EXERCISE OBJECTIVE
Collect from the data below each line with "floor".

INFORMATION SUPPLIED
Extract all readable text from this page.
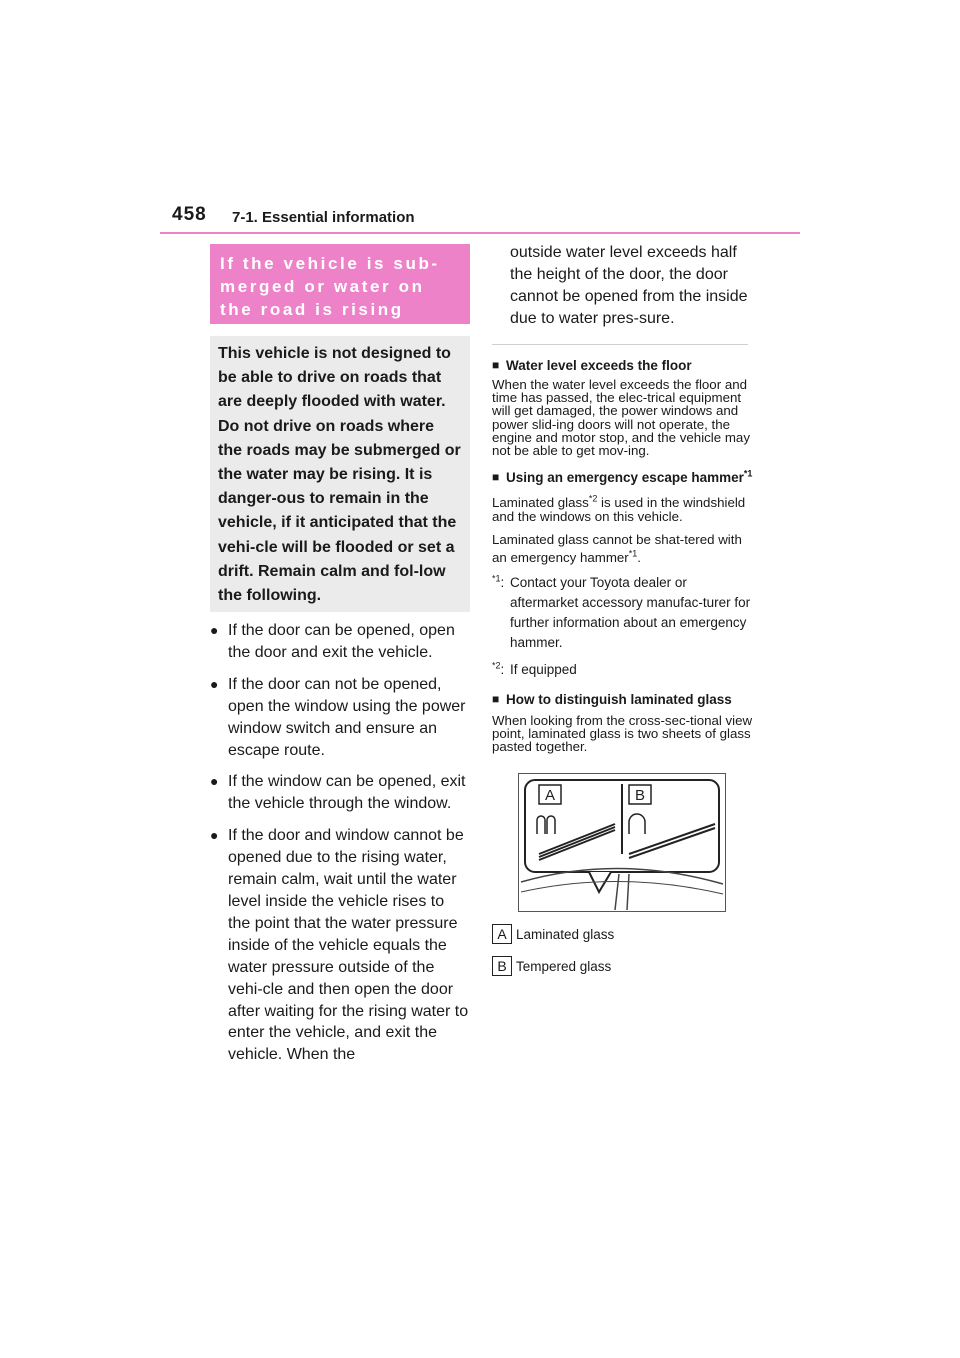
458 7-1. Essential information
If the vehicle is sub-merged or water on the road is rising
This vehicle is not designed to be able to drive on roads that are deeply flooded with water. Do not drive on roads where the roads may be submerged or the water may be rising. It is danger-ous to remain in the vehicle, if it anticipated that the vehi-cle will be flooded or set a drift. Remain calm and fol-low the following.
● If the door can be opened, open the door and exit the vehicle.
● If the door can not be opened, open the window using the power window switch and ensure an escape route.
● If the window can be opened, exit the vehicle through the window.
● If the door and window cannot be opened due to the rising water, remain calm, wait until the water level inside the vehicle rises to the point that the water pressure inside of the vehicle equals the water pressure outside of the vehi-cle and then open the door after waiting for the rising water to enter the vehicle, and exit the vehicle. When the
outside water level exceeds half the height of the door, the door cannot be opened from the inside due to water pres-sure.
■ Water level exceeds the floor
When the water level exceeds the floor and time has passed, the elec-trical equipment will get damaged, the power windows and power slid-ing doors will not operate, the engine and motor stop, and the vehicle may not be able to get mov-ing.
■ Using an emergency escape hammer$^{*1}$
Laminated glass$^{*2}$ is used in the windshield and the windows on this vehicle.
Laminated glass cannot be shat-tered with an emergency hammer$^{*1}$.
$^{*1}$: Contact your Toyota dealer or aftermarket accessory manufac-turer for further information about an emergency hammer.
$^{*2}$: If equipped
■ How to distinguish laminated glass
When looking from the cross-sec-tional view point, laminated glass is two sheets of glass pasted together.
A	B
A Laminated glass
B Tempered glass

EXERCISE OUTPUT
■ Water level exceeds the floor
When the water level exceeds the floor and time has passed, the elec-trical equipment will get damaged, the power windows and power slid-ing doors will not operate, the engine and motor stop, and the vehicle may not be able to get mov-ing.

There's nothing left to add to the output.